THE TASK: Word for word, restate every line of the material.

Items from a figure collection
::::
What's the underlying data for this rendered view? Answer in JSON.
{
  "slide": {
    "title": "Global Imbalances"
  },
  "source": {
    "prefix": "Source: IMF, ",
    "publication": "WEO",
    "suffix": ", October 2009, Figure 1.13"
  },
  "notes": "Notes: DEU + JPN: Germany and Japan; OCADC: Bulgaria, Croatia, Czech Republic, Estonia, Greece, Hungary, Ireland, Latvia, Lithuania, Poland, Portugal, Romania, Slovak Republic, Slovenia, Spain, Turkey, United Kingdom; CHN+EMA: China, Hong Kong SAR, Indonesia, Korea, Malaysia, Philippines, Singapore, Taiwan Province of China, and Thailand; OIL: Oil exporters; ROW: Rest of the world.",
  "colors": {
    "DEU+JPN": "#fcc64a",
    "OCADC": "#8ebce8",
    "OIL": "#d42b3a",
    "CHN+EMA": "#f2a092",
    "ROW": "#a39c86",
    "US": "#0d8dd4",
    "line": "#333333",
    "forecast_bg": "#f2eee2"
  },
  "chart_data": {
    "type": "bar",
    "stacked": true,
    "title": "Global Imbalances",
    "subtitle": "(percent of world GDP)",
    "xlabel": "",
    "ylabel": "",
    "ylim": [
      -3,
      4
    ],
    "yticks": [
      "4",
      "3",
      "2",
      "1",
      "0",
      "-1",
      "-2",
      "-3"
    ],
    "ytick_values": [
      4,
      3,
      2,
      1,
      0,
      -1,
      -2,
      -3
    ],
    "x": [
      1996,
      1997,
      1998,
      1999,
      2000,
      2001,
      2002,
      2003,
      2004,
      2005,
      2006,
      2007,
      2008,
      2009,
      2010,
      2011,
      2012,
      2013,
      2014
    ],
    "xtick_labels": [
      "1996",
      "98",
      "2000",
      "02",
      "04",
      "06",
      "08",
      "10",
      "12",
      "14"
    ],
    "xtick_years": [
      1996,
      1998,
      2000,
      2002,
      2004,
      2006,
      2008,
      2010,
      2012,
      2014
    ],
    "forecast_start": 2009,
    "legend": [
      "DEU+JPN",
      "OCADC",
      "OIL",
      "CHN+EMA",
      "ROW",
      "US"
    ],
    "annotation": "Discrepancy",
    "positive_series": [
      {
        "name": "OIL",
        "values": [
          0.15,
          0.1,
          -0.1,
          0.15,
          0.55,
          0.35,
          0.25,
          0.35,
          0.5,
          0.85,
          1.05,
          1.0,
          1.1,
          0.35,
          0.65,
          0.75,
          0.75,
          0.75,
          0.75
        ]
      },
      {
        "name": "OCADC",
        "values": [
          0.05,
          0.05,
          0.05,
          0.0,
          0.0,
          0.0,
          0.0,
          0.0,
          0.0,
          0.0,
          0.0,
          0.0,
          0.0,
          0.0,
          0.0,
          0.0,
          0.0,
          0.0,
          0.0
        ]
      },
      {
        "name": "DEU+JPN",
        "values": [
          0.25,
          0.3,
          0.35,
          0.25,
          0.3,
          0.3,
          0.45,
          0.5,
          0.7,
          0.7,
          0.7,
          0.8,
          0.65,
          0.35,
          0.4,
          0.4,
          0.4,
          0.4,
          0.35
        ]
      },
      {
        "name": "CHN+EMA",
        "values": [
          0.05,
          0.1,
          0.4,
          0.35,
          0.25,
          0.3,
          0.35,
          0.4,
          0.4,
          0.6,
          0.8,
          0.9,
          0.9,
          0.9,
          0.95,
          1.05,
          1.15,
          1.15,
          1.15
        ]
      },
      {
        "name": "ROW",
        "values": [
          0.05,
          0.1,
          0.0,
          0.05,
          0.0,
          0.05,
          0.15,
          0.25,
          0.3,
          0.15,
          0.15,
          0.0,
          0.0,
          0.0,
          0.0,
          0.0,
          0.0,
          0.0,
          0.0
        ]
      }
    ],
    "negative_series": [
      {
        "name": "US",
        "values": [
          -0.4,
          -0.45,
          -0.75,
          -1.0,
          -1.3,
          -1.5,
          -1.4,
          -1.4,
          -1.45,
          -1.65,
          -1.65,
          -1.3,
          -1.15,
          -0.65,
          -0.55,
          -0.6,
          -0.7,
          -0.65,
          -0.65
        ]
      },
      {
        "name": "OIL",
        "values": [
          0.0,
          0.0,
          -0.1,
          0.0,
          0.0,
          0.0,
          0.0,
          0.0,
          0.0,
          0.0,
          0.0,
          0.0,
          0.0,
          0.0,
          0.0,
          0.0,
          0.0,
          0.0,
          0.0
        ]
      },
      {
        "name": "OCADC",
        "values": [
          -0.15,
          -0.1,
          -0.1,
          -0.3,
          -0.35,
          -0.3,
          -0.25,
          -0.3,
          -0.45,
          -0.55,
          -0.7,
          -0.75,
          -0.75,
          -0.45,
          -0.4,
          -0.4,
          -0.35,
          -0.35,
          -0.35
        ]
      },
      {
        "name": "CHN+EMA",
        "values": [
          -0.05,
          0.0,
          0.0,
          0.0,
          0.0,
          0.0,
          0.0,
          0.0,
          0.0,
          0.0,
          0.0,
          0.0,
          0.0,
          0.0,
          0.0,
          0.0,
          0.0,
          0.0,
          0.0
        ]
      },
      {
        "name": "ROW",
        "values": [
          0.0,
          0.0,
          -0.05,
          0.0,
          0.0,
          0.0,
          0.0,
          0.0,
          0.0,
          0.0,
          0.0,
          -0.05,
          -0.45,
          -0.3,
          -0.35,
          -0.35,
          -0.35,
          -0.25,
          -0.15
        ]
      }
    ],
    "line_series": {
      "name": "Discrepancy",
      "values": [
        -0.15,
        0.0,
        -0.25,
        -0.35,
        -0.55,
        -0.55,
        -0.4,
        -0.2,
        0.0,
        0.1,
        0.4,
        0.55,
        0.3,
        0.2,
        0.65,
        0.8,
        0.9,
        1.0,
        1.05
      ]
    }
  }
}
::::
FULL SOLUTION:
What's the underlying data for this rendered view? Answer in JSON.
{
  "slide": {
    "title": "Global Imbalances"
  },
  "source": {
    "prefix": "Source: IMF, ",
    "publication": "WEO",
    "suffix": ", October 2009, Figure 1.13"
  },
  "notes": "Notes: DEU + JPN: Germany and Japan; OCADC: Bulgaria, Croatia, Czech Republic, Estonia, Greece, Hungary, Ireland, Latvia, Lithuania, Poland, Portugal, Romania, Slovak Republic, Slovenia, Spain, Turkey, United Kingdom; CHN+EMA: China, Hong Kong SAR, Indonesia, Korea, Malaysia, Philippines, Singapore, Taiwan Province of China, and Thailand; OIL: Oil exporters; ROW: Rest of the world.",
  "colors": {
    "DEU+JPN": "#fcc64a",
    "OCADC": "#8ebce8",
    "OIL": "#d42b3a",
    "CHN+EMA": "#f2a092",
    "ROW": "#a39c86",
    "US": "#0d8dd4",
    "line": "#333333",
    "forecast_bg": "#f2eee2"
  },
  "chart_data": {
    "type": "bar",
    "stacked": true,
    "title": "Global Imbalances",
    "subtitle": "(percent of world GDP)",
    "xlabel": "",
    "ylabel": "",
    "ylim": [
      -3,
      4
    ],
    "yticks": [
      "4",
      "3",
      "2",
      "1",
      "0",
      "-1",
      "-2",
      "-3"
    ],
    "ytick_values": [
      4,
      3,
      2,
      1,
      0,
      -1,
      -2,
      -3
    ],
    "x": [
      1996,
      1997,
      1998,
      1999,
      2000,
      2001,
      2002,
      2003,
      2004,
      2005,
      2006,
      2007,
      2008,
      2009,
      2010,
      2011,
      2012,
      2013,
      2014
    ],
    "xtick_labels": [
      "1996",
      "98",
      "2000",
      "02",
      "04",
      "06",
      "08",
      "10",
      "12",
      "14"
    ],
    "xtick_years": [
      1996,
      1998,
      2000,
      2002,
      2004,
      2006,
      2008,
      2010,
      2012,
      2014
    ],
    "forecast_start": 2009,
    "legend": [
      "DEU+JPN",
      "OCADC",
      "OIL",
      "CHN+EMA",
      "ROW",
      "US"
    ],
    "annotation": "Discrepancy",
    "positive_series": [
      {
        "name": "OIL",
        "values": [
          0.15,
          0.1,
          -0.1,
          0.15,
          0.55,
          0.35,
          0.25,
          0.35,
          0.5,
          0.85,
          1.05,
          1.0,
          1.1,
          0.35,
          0.65,
          0.75,
          0.75,
          0.75,
          0.75
        ]
      },
      {
        "name": "OCADC",
        "values": [
          0.05,
          0.05,
          0.05,
          0.0,
          0.0,
          0.0,
          0.0,
          0.0,
          0.0,
          0.0,
          0.0,
          0.0,
          0.0,
          0.0,
          0.0,
          0.0,
          0.0,
          0.0,
          0.0
        ]
      },
      {
        "name": "DEU+JPN",
        "values": [
          0.25,
          0.3,
          0.35,
          0.25,
          0.3,
          0.3,
          0.45,
          0.5,
          0.7,
          0.7,
          0.7,
          0.8,
          0.65,
          0.35,
          0.4,
          0.4,
          0.4,
          0.4,
          0.35
        ]
      },
      {
        "name": "CHN+EMA",
        "values": [
          0.05,
          0.1,
          0.4,
          0.35,
          0.25,
          0.3,
          0.35,
          0.4,
          0.4,
          0.6,
          0.8,
          0.9,
          0.9,
          0.9,
          0.95,
          1.05,
          1.15,
          1.15,
          1.15
        ]
      },
      {
        "name": "ROW",
        "values": [
          0.05,
          0.1,
          0.0,
          0.05,
          0.0,
          0.05,
          0.15,
          0.25,
          0.3,
          0.15,
          0.15,
          0.0,
          0.0,
          0.0,
          0.0,
          0.0,
          0.0,
          0.0,
          0.0
        ]
      }
    ],
    "negative_series": [
      {
        "name": "US",
        "values": [
          -0.4,
          -0.45,
          -0.75,
          -1.0,
          -1.3,
          -1.5,
          -1.4,
          -1.4,
          -1.45,
          -1.65,
          -1.65,
          -1.3,
          -1.15,
          -0.65,
          -0.55,
          -0.6,
          -0.7,
          -0.65,
          -0.65
        ]
      },
      {
        "name": "OIL",
        "values": [
          0.0,
          0.0,
          -0.1,
          0.0,
          0.0,
          0.0,
          0.0,
          0.0,
          0.0,
          0.0,
          0.0,
          0.0,
          0.0,
          0.0,
          0.0,
          0.0,
          0.0,
          0.0,
          0.0
        ]
      },
      {
        "name": "OCADC",
        "values": [
          -0.15,
          -0.1,
          -0.1,
          -0.3,
          -0.35,
          -0.3,
          -0.25,
          -0.3,
          -0.45,
          -0.55,
          -0.7,
          -0.75,
          -0.75,
          -0.45,
          -0.4,
          -0.4,
          -0.35,
          -0.35,
          -0.35
        ]
      },
      {
        "name": "CHN+EMA",
        "values": [
          -0.05,
          0.0,
          0.0,
          0.0,
          0.0,
          0.0,
          0.0,
          0.0,
          0.0,
          0.0,
          0.0,
          0.0,
          0.0,
          0.0,
          0.0,
          0.0,
          0.0,
          0.0,
          0.0
        ]
      },
      {
        "name": "ROW",
        "values": [
          0.0,
          0.0,
          -0.05,
          0.0,
          0.0,
          0.0,
          0.0,
          0.0,
          0.0,
          0.0,
          0.0,
          -0.05,
          -0.45,
          -0.3,
          -0.35,
          -0.35,
          -0.35,
          -0.25,
          -0.15
        ]
      }
    ],
    "line_series": {
      "name": "Discrepancy",
      "values": [
        -0.15,
        0.0,
        -0.25,
        -0.35,
        -0.55,
        -0.55,
        -0.4,
        -0.2,
        0.0,
        0.1,
        0.4,
        0.55,
        0.3,
        0.2,
        0.65,
        0.8,
        0.9,
        1.0,
        1.05
      ]
    }
  }
}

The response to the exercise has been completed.